Bij vonnis van 3 september 2018 heeft de voorzieningenrechter in de rechtbank Amsterdam Crossroads veroordeeld de executie van het vastgoed te staken. De voorzieningenrechter heeft - samengevat - daartoe overwogen dat Crossroads misbruik van haar executiebevoegdheid maakt door het vastgoed te willen veilen hoewel voorshands aannemelijk is dat haar vordering in zijn geheel kan worden voldaan bij nakoming van de eerder met Hospitus B.V. gesloten koopovereenkomst met betrekking tot het vastgoed (lees: betaling van de koopsom). Bij vonnis van dezelfde datum heeft de voorzieningenrechter GP Interim, de juridisch eigenaar van het vastgoed, veroordeeld tot nakoming van de door haar met Hospitus B.V. gesloten koopovereenkomst.
2.30.
De notaris heeft vervolgens bij e-mailbericht van 3 september 2018 aan mr. Tax medegedeeld dat de veiling is geannuleerd.

3.Standpunt van klagers

De klacht van klagers bestaat - samengevat - uit de volgende onderdelen.
1. De notaris heeft in strijd gehandeld met artikel 21 lid 2 van de Wet op het notarisambt (hierna: Wna) door haar medewerking aan de door Crossroads beoogde online executieveiling niet te weigeren en heeft door het niet verrichten van nader onderzoek (bewust) meegewerkt aan de onrechtmatige daad, althans het misbruik van executiebevoegdheid van Crossroads jegens klagers, de belangen van klagers veronachtzaamd c.q. geschonden, en hoe dan ook haar onderzoeksplicht geschonden.
2. Bij het opstellen van de veilingvoorwaarden heeft de notaris geen rekening gehouden met de belangen van klagers, onder andere gelegen in het genereren van de hoogst mogelijke executieopbrengst. Samenvattend bestaan de volgende bezwaren tegen de wijze waarop de executieveiling door de notaris is georganiseerd.
- De informatie in de veilingvoorwaarden over de huursituatie is onvolledig en onjuist. De vermelding in de veilingvoorwaarden dat er een rechtsgeding aanhangig is over de huurtermijnen is feitelijk onjuist omdat er op het moment van publicatie van die voorwaarden, op 2 augustus 2018, geen rechtsgeding meer aanhangig was.
- Voor een gegadigde is het op basis van de veilingvoorwaarden hoe dan ook niet duidelijk wat de stand van zaken is met betrekking tot de huur. Een dergelijke gang van zaken kan veroorzaken dat het object minder opbrengt dan wanneer in de veilingcondities wel de juiste en volledige gang van zaken was vermeld. Een zo hoog mogelijke executieopbrengst is zo dus niet gewaarborgd.

**OPDRACHTEN**.
**A.** Noem alle bedrijven en personen die in de tekst over de klacht tegen de notaris bij naam worden genoemd.
**B.** Vervolg alsjeblieft de tekst over de klacht tegen de notaris vanaf het punt waar die ophoudt.
De gegevens hierna komen uit een andere bron.

**AANGELEVERDE GEGEVENS**.

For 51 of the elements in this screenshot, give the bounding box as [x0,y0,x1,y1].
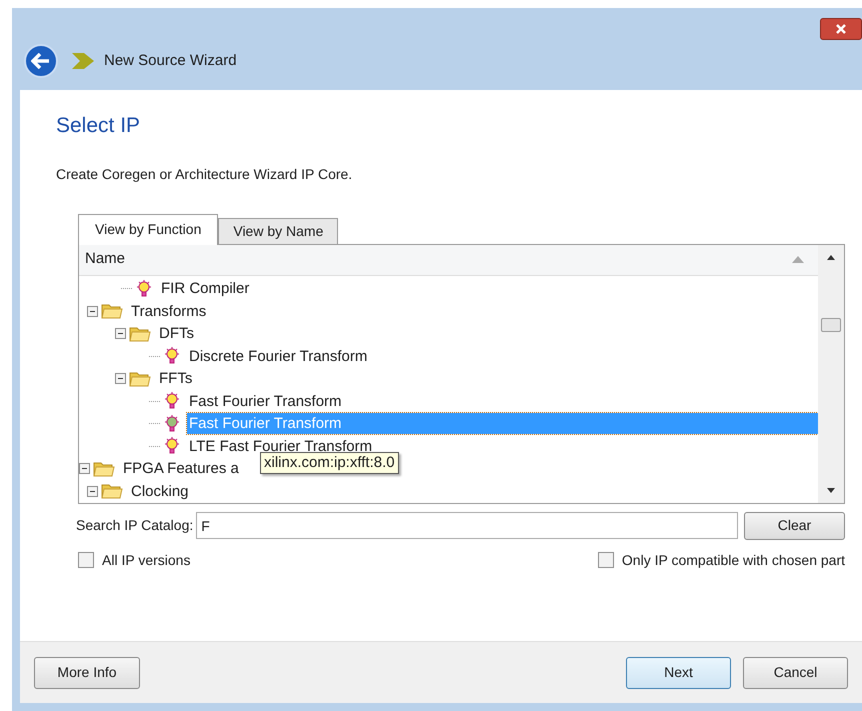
page-heading: Select IP [56,113,140,139]
checkbox[interactable] [78,552,94,568]
tree-item[interactable]: Transforms [129,300,208,322]
column-header[interactable]: Name [79,244,818,276]
tree-item[interactable]: FFTs [157,368,194,390]
window-title: New Source Wizard [104,50,237,71]
collapse-toggle[interactable] [87,486,98,497]
collapse-toggle[interactable] [87,306,98,317]
back-arrow-icon [31,53,51,69]
search-label: Search IP Catalog: [76,516,194,535]
checkbox-label: All IP versions [102,550,190,570]
lightbulb-icon [163,414,181,434]
next-button[interactable]: Next [626,656,731,688]
lightbulb-icon [163,346,181,366]
scrollbar[interactable] [818,244,844,502]
tab[interactable]: View by Function [78,214,218,244]
tree-item[interactable]: FIR Compiler [159,278,252,300]
tree-item[interactable]: FPGA Features a [121,458,241,480]
more-info-button[interactable]: More Info [34,656,140,688]
scroll-thumb[interactable] [821,318,841,332]
lightbulb-icon [163,391,181,412]
search-field[interactable]: F [196,512,738,539]
close-icon [835,24,847,34]
scroll-down-icon [827,488,835,492]
tooltip: xilinx.com:ip:xfft:8.0 [260,452,399,474]
folder-icon [129,324,151,343]
page-description: Create Coregen or Architecture Wizard IP Core. [56,164,352,184]
scroll-up-icon [827,254,835,260]
chevron-icon [72,53,94,69]
lightbulb-icon [135,278,153,299]
column-header-label: Name [85,249,126,270]
checkbox[interactable] [598,552,614,568]
tree-item[interactable]: DFTs [157,323,196,344]
collapse-toggle[interactable] [79,463,90,474]
tree-item[interactable]: Fast Fourier Transform [187,390,344,412]
folder-icon [101,302,123,320]
collapse-toggle[interactable] [115,373,126,384]
folder-icon [93,460,115,478]
lightbulb-icon [163,436,181,456]
tree-item[interactable]: Clocking [129,480,191,502]
tab[interactable]: View by Name [218,218,338,244]
checkbox-label: Only IP compatible with chosen part [622,550,845,570]
cancel-button[interactable]: Cancel [743,656,848,688]
close-button[interactable] [820,18,862,40]
tree-item[interactable]: Discrete Fourier Transform [187,346,370,367]
folder-icon [101,482,123,500]
sort-arrow-icon [792,256,804,263]
folder-icon [129,370,151,388]
clear-button[interactable]: Clear [744,512,845,540]
back-button[interactable] [24,44,58,78]
collapse-toggle[interactable] [115,328,126,340]
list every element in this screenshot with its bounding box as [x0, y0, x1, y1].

**ANTWOORDEN**.
**A.** Crossroads, Hospitus B.V., GP Interim, mr. Tax

**B.**
- De mededeling in de veilingvoorwaarden dat informatie over het rechtsgeding direct door de notaris wordt verstrekt is ook onjuist. Klagers hebben daar dagen op moeten wachten en de notaris moeten sommeren via hun advocaat.
- Ten onrechte en in strijd met de wet (art. 520 Rv) worden alle onroerende zaken in één kavel geveild. Alle hotels worden in aparte vennootschappen geëxploiteerd, dus in beginsel mogen zij niet tezamen worden geveild.
- Er zijn onvoldoende inspanningen verricht om het vastgoed in de markt te zetten. Er heeft kennelijk één publicatie plaatsgevonden in het FD, maar de titel was weinigzeggend en de geplaatste foto’s ook.
- De termijn tussen de openbaarmaking van de veilingvoorwaarden op 2 augustus 2018 en de dag van de aangekondigde veiling op 4 september 2018, is in de gegeven omstandigheden veel te kort, ook omdat het hier gaat om de vakantiemaand augustus, en omdat voor dit soort grote aankopen meestal vereist is dat de algemene vergadering van aandeelhouders goedkeuring geeft, terwijl de termijn voor het bijeenroepen van een aandeelhoudersvergadering bij veel Nederlandse bedrijven nog steeds ten minste 14 dagen is. Een dergelijke veiling waarborgt geen hoogste opbrengst en biedt onvoldoende de mogelijkheid dat de hoogst biedende partij wordt bereikt en in staat is te bieden.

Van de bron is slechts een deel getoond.